**What to do**
Reproduce the full listing that appears beneath this instruction exactly.

**Excerpted records**
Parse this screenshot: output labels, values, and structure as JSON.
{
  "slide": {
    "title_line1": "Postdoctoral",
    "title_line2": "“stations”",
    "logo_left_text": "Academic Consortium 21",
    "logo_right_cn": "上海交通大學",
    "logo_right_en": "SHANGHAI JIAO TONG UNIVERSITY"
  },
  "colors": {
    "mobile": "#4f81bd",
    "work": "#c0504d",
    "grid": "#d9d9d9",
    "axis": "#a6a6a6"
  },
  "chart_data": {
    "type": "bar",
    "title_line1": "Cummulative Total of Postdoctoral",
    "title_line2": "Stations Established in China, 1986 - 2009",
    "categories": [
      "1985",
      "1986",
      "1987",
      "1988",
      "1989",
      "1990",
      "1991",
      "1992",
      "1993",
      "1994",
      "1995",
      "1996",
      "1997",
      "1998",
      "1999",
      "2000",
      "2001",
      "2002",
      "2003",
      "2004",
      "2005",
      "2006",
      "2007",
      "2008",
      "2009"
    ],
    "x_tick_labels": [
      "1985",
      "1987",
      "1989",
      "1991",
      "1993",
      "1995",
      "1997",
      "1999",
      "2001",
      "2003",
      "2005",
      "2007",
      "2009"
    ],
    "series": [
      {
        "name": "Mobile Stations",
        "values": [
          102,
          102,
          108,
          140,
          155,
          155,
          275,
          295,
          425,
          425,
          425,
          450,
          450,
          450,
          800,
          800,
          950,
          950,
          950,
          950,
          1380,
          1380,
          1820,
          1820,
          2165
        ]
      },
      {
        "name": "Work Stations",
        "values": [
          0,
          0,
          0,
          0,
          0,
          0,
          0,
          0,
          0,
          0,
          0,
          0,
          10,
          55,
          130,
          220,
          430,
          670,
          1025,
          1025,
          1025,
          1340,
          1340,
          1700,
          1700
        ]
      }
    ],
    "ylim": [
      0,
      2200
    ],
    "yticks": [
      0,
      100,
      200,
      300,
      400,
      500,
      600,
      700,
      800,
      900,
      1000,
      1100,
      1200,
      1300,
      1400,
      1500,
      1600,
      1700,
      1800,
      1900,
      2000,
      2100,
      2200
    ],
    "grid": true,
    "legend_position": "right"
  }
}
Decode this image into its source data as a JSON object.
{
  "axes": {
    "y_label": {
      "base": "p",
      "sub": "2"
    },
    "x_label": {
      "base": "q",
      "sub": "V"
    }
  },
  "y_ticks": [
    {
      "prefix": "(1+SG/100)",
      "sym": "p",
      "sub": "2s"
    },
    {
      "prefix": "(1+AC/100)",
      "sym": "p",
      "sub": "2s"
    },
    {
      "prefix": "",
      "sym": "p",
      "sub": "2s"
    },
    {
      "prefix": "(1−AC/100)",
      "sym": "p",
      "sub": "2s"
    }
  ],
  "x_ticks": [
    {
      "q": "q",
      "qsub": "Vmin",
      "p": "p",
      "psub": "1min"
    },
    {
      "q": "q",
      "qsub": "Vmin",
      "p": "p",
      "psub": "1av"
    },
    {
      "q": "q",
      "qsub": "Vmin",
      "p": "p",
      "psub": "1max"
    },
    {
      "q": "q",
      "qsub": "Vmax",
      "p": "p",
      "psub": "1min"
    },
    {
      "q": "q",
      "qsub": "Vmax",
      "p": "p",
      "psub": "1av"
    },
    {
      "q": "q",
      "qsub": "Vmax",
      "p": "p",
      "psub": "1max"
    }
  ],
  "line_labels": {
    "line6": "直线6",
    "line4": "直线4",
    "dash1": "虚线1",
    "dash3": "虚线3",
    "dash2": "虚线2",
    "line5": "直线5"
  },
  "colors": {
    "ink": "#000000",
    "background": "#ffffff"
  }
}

**Response to the task**
Parse this screenshot: output labels, values, and structure as JSON.
{
  "slide": {
    "title_line1": "Postdoctoral",
    "title_line2": "“stations”",
    "logo_left_text": "Academic Consortium 21",
    "logo_right_cn": "上海交通大學",
    "logo_right_en": "SHANGHAI JIAO TONG UNIVERSITY"
  },
  "colors": {
    "mobile": "#4f81bd",
    "work": "#c0504d",
    "grid": "#d9d9d9",
    "axis": "#a6a6a6"
  },
  "chart_data": {
    "type": "bar",
    "title_line1": "Cummulative Total of Postdoctoral",
    "title_line2": "Stations Established in China, 1986 - 2009",
    "categories": [
      "1985",
      "1986",
      "1987",
      "1988",
      "1989",
      "1990",
      "1991",
      "1992",
      "1993",
      "1994",
      "1995",
      "1996",
      "1997",
      "1998",
      "1999",
      "2000",
      "2001",
      "2002",
      "2003",
      "2004",
      "2005",
      "2006",
      "2007",
      "2008",
      "2009"
    ],
    "x_tick_labels": [
      "1985",
      "1987",
      "1989",
      "1991",
      "1993",
      "1995",
      "1997",
      "1999",
      "2001",
      "2003",
      "2005",
      "2007",
      "2009"
    ],
    "series": [
      {
        "name": "Mobile Stations",
        "values": [
          102,
          102,
          108,
          140,
          155,
          155,
          275,
          295,
          425,
          425,
          425,
          450,
          450,
          450,
          800,
          800,
          950,
          950,
          950,
          950,
          1380,
          1380,
          1820,
          1820,
          2165
        ]
      },
      {
        "name": "Work Stations",
        "values": [
          0,
          0,
          0,
          0,
          0,
          0,
          0,
          0,
          0,
          0,
          0,
          0,
          10,
          55,
          130,
          220,
          430,
          670,
          1025,
          1025,
          1025,
          1340,
          1340,
          1700,
          1700
        ]
      }
    ],
    "ylim": [
      0,
      2200
    ],
    "yticks": [
      0,
      100,
      200,
      300,
      400,
      500,
      600,
      700,
      800,
      900,
      1000,
      1100,
      1200,
      1300,
      1400,
      1500,
      1600,
      1700,
      1800,
      1900,
      2000,
      2100,
      2200
    ],
    "grid": true,
    "legend_position": "right"
  }
}
Decode this image into its source data as a JSON object.
{
  "axes": {
    "y_label": {
      "base": "p",
      "sub": "2"
    },
    "x_label": {
      "base": "q",
      "sub": "V"
    }
  },
  "y_ticks": [
    {
      "prefix": "(1+SG/100)",
      "sym": "p",
      "sub": "2s"
    },
    {
      "prefix": "(1+AC/100)",
      "sym": "p",
      "sub": "2s"
    },
    {
      "prefix": "",
      "sym": "p",
      "sub": "2s"
    },
    {
      "prefix": "(1−AC/100)",
      "sym": "p",
      "sub": "2s"
    }
  ],
  "x_ticks": [
    {
      "q": "q",
      "qsub": "Vmin",
      "p": "p",
      "psub": "1min"
    },
    {
      "q": "q",
      "qsub": "Vmin",
      "p": "p",
      "psub": "1av"
    },
    {
      "q": "q",
      "qsub": "Vmin",
      "p": "p",
      "psub": "1max"
    },
    {
      "q": "q",
      "qsub": "Vmax",
      "p": "p",
      "psub": "1min"
    },
    {
      "q": "q",
      "qsub": "Vmax",
      "p": "p",
      "psub": "1av"
    },
    {
      "q": "q",
      "qsub": "Vmax",
      "p": "p",
      "psub": "1max"
    }
  ],
  "line_labels": {
    "line6": "直线6",
    "line4": "直线4",
    "dash1": "虚线1",
    "dash3": "虚线3",
    "dash2": "虚线2",
    "line5": "直线5"
  },
  "colors": {
    "ink": "#000000",
    "background": "#ffffff"
  }
}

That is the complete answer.